▶ [Requirement]: Restate the material word for word and leave out anything that is a picture.

▶ [Entries shown]:
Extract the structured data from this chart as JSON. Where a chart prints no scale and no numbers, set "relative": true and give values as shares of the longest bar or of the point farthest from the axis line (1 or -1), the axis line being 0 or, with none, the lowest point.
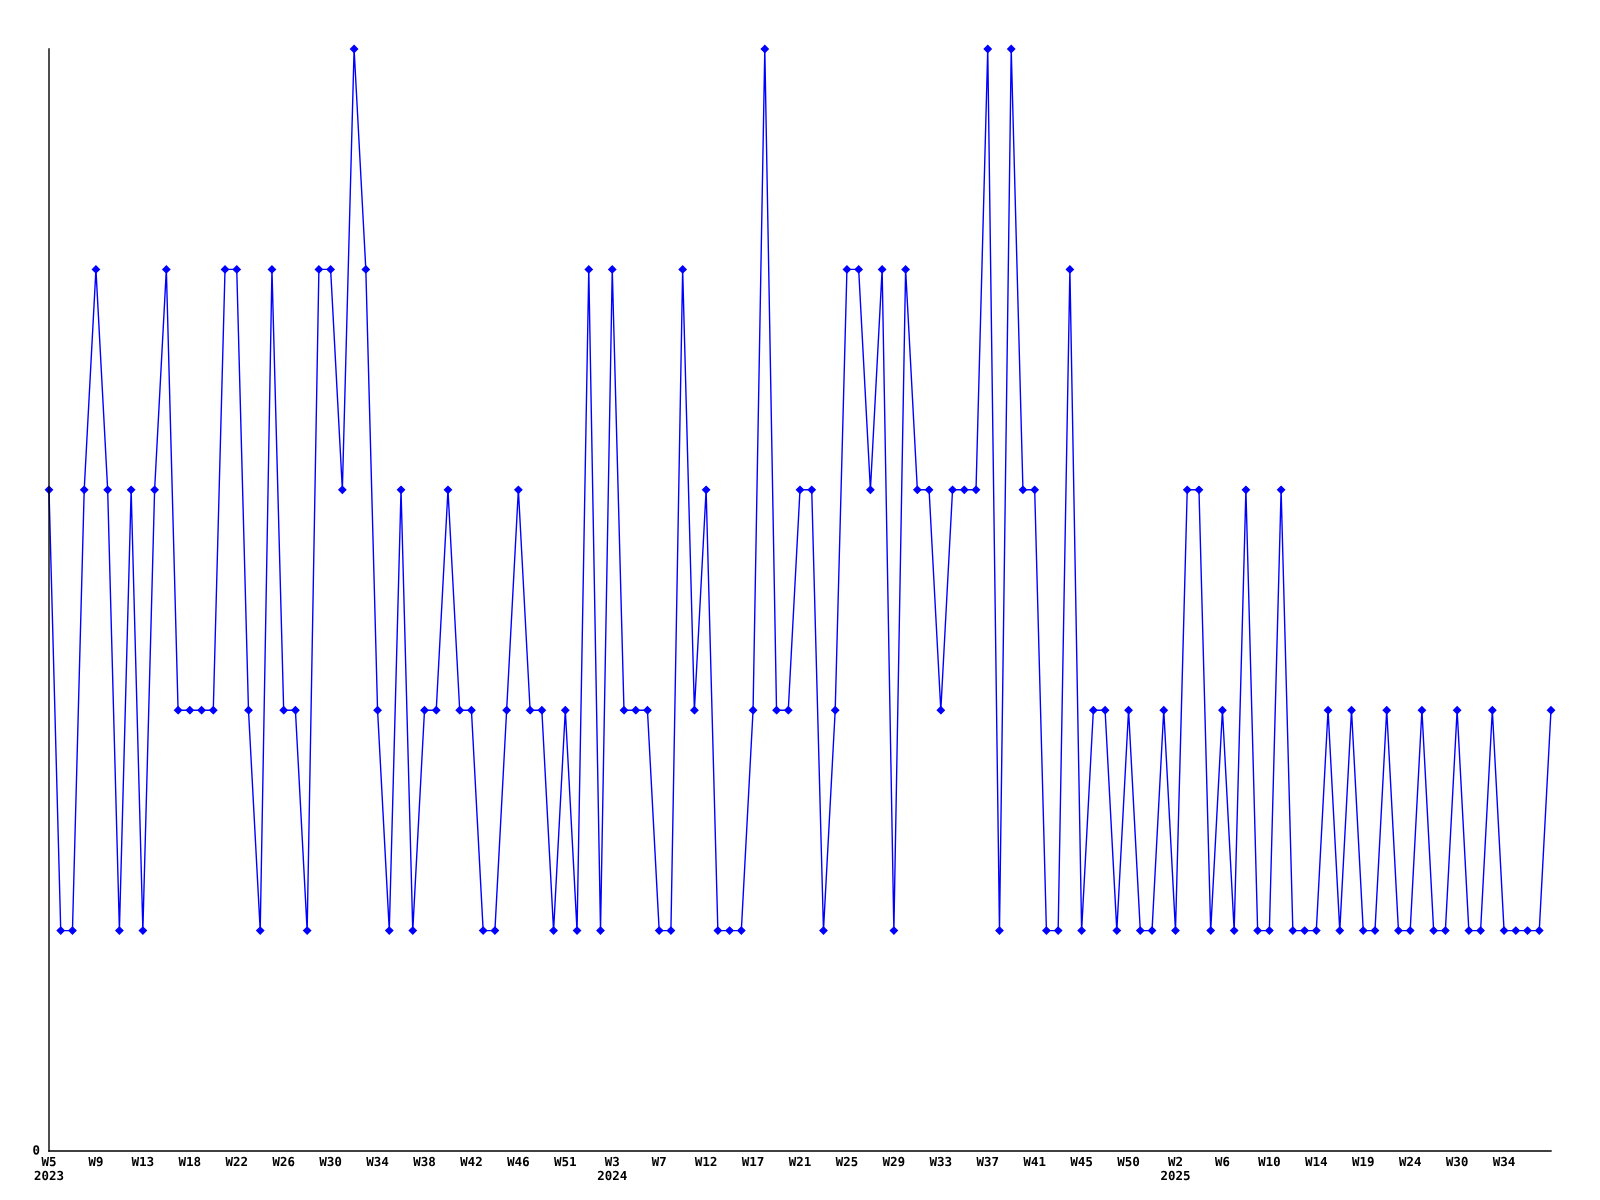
{
  "chart_data": {
    "type": "line",
    "relative": true,
    "marker": "diamond",
    "line_style": "solid",
    "grid": false,
    "categories": [
      "W5\n2023",
      null,
      null,
      null,
      "W9",
      null,
      null,
      null,
      "W13",
      null,
      null,
      null,
      "W18",
      null,
      null,
      null,
      "W22",
      null,
      null,
      null,
      "W26",
      null,
      null,
      null,
      "W30",
      null,
      null,
      null,
      "W34",
      null,
      null,
      null,
      "W38",
      null,
      null,
      null,
      "W42",
      null,
      null,
      null,
      "W46",
      null,
      null,
      null,
      "W51",
      null,
      null,
      null,
      "W3\n2024",
      null,
      null,
      null,
      "W7",
      null,
      null,
      null,
      "W12",
      null,
      null,
      null,
      "W17",
      null,
      null,
      null,
      "W21",
      null,
      null,
      null,
      "W25",
      null,
      null,
      null,
      "W29",
      null,
      null,
      null,
      "W33",
      null,
      null,
      null,
      "W37",
      null,
      null,
      null,
      "W41",
      null,
      null,
      null,
      "W45",
      null,
      null,
      null,
      "W50",
      null,
      null,
      null,
      "W2\n2025",
      null,
      null,
      null,
      "W6",
      null,
      null,
      null,
      "W10",
      null,
      null,
      null,
      "W14",
      null,
      null,
      null,
      "W19",
      null,
      null,
      null,
      "W24",
      null,
      null,
      null,
      "W30",
      null,
      null,
      null,
      "W34",
      null,
      null,
      null,
      null
    ],
    "series": [
      {
        "color": "#0000ff",
        "values": [
          0.6,
          0.2,
          0.2,
          0.6,
          0.8,
          0.6,
          0.2,
          0.6,
          0.2,
          0.6,
          0.8,
          0.4,
          0.4,
          0.4,
          0.4,
          0.8,
          0.8,
          0.4,
          0.2,
          0.8,
          0.4,
          0.4,
          0.2,
          0.8,
          0.8,
          0.6,
          1.0,
          0.8,
          0.4,
          0.2,
          0.6,
          0.2,
          0.4,
          0.4,
          0.6,
          0.4,
          0.4,
          0.2,
          0.2,
          0.4,
          0.6,
          0.4,
          0.4,
          0.2,
          0.4,
          0.2,
          0.8,
          0.2,
          0.8,
          0.4,
          0.4,
          0.4,
          0.2,
          0.2,
          0.8,
          0.4,
          0.6,
          0.2,
          0.2,
          0.2,
          0.4,
          1.0,
          0.4,
          0.4,
          0.6,
          0.6,
          0.2,
          0.4,
          0.8,
          0.8,
          0.6,
          0.8,
          0.2,
          0.8,
          0.6,
          0.6,
          0.4,
          0.6,
          0.6,
          0.6,
          1.0,
          0.2,
          1.0,
          0.6,
          0.6,
          0.2,
          0.2,
          0.8,
          0.2,
          0.4,
          0.4,
          0.2,
          0.4,
          0.2,
          0.2,
          0.4,
          0.2,
          0.6,
          0.6,
          0.2,
          0.4,
          0.2,
          0.6,
          0.2,
          0.2,
          0.6,
          0.2,
          0.2,
          0.2,
          0.4,
          0.2,
          0.4,
          0.2,
          0.2,
          0.4,
          0.2,
          0.2,
          0.4,
          0.2,
          0.2,
          0.4,
          0.2,
          0.2,
          0.4,
          0.2,
          0.2,
          0.2,
          0.2,
          0.4
        ]
      }
    ],
    "annotations": [
      "0"
    ]
  }
}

▶ [Full answer]:
Extract the structured data from this chart as JSON. Where a chart prints no scale and no numbers, set "relative": true and give values as shares of the longest bar or of the point farthest from the axis line (1 or -1), the axis line being 0 or, with none, the lowest point.
{
  "chart_data": {
    "type": "line",
    "relative": true,
    "marker": "diamond",
    "line_style": "solid",
    "grid": false,
    "categories": [
      "W5\n2023",
      null,
      null,
      null,
      "W9",
      null,
      null,
      null,
      "W13",
      null,
      null,
      null,
      "W18",
      null,
      null,
      null,
      "W22",
      null,
      null,
      null,
      "W26",
      null,
      null,
      null,
      "W30",
      null,
      null,
      null,
      "W34",
      null,
      null,
      null,
      "W38",
      null,
      null,
      null,
      "W42",
      null,
      null,
      null,
      "W46",
      null,
      null,
      null,
      "W51",
      null,
      null,
      null,
      "W3\n2024",
      null,
      null,
      null,
      "W7",
      null,
      null,
      null,
      "W12",
      null,
      null,
      null,
      "W17",
      null,
      null,
      null,
      "W21",
      null,
      null,
      null,
      "W25",
      null,
      null,
      null,
      "W29",
      null,
      null,
      null,
      "W33",
      null,
      null,
      null,
      "W37",
      null,
      null,
      null,
      "W41",
      null,
      null,
      null,
      "W45",
      null,
      null,
      null,
      "W50",
      null,
      null,
      null,
      "W2\n2025",
      null,
      null,
      null,
      "W6",
      null,
      null,
      null,
      "W10",
      null,
      null,
      null,
      "W14",
      null,
      null,
      null,
      "W19",
      null,
      null,
      null,
      "W24",
      null,
      null,
      null,
      "W30",
      null,
      null,
      null,
      "W34",
      null,
      null,
      null,
      null
    ],
    "series": [
      {
        "color": "#0000ff",
        "values": [
          0.6,
          0.2,
          0.2,
          0.6,
          0.8,
          0.6,
          0.2,
          0.6,
          0.2,
          0.6,
          0.8,
          0.4,
          0.4,
          0.4,
          0.4,
          0.8,
          0.8,
          0.4,
          0.2,
          0.8,
          0.4,
          0.4,
          0.2,
          0.8,
          0.8,
          0.6,
          1.0,
          0.8,
          0.4,
          0.2,
          0.6,
          0.2,
          0.4,
          0.4,
          0.6,
          0.4,
          0.4,
          0.2,
          0.2,
          0.4,
          0.6,
          0.4,
          0.4,
          0.2,
          0.4,
          0.2,
          0.8,
          0.2,
          0.8,
          0.4,
          0.4,
          0.4,
          0.2,
          0.2,
          0.8,
          0.4,
          0.6,
          0.2,
          0.2,
          0.2,
          0.4,
          1.0,
          0.4,
          0.4,
          0.6,
          0.6,
          0.2,
          0.4,
          0.8,
          0.8,
          0.6,
          0.8,
          0.2,
          0.8,
          0.6,
          0.6,
          0.4,
          0.6,
          0.6,
          0.6,
          1.0,
          0.2,
          1.0,
          0.6,
          0.6,
          0.2,
          0.2,
          0.8,
          0.2,
          0.4,
          0.4,
          0.2,
          0.4,
          0.2,
          0.2,
          0.4,
          0.2,
          0.6,
          0.6,
          0.2,
          0.4,
          0.2,
          0.6,
          0.2,
          0.2,
          0.6,
          0.2,
          0.2,
          0.2,
          0.4,
          0.2,
          0.4,
          0.2,
          0.2,
          0.4,
          0.2,
          0.2,
          0.4,
          0.2,
          0.2,
          0.4,
          0.2,
          0.2,
          0.4,
          0.2,
          0.2,
          0.2,
          0.2,
          0.4
        ]
      }
    ],
    "annotations": [
      "0"
    ]
  }
}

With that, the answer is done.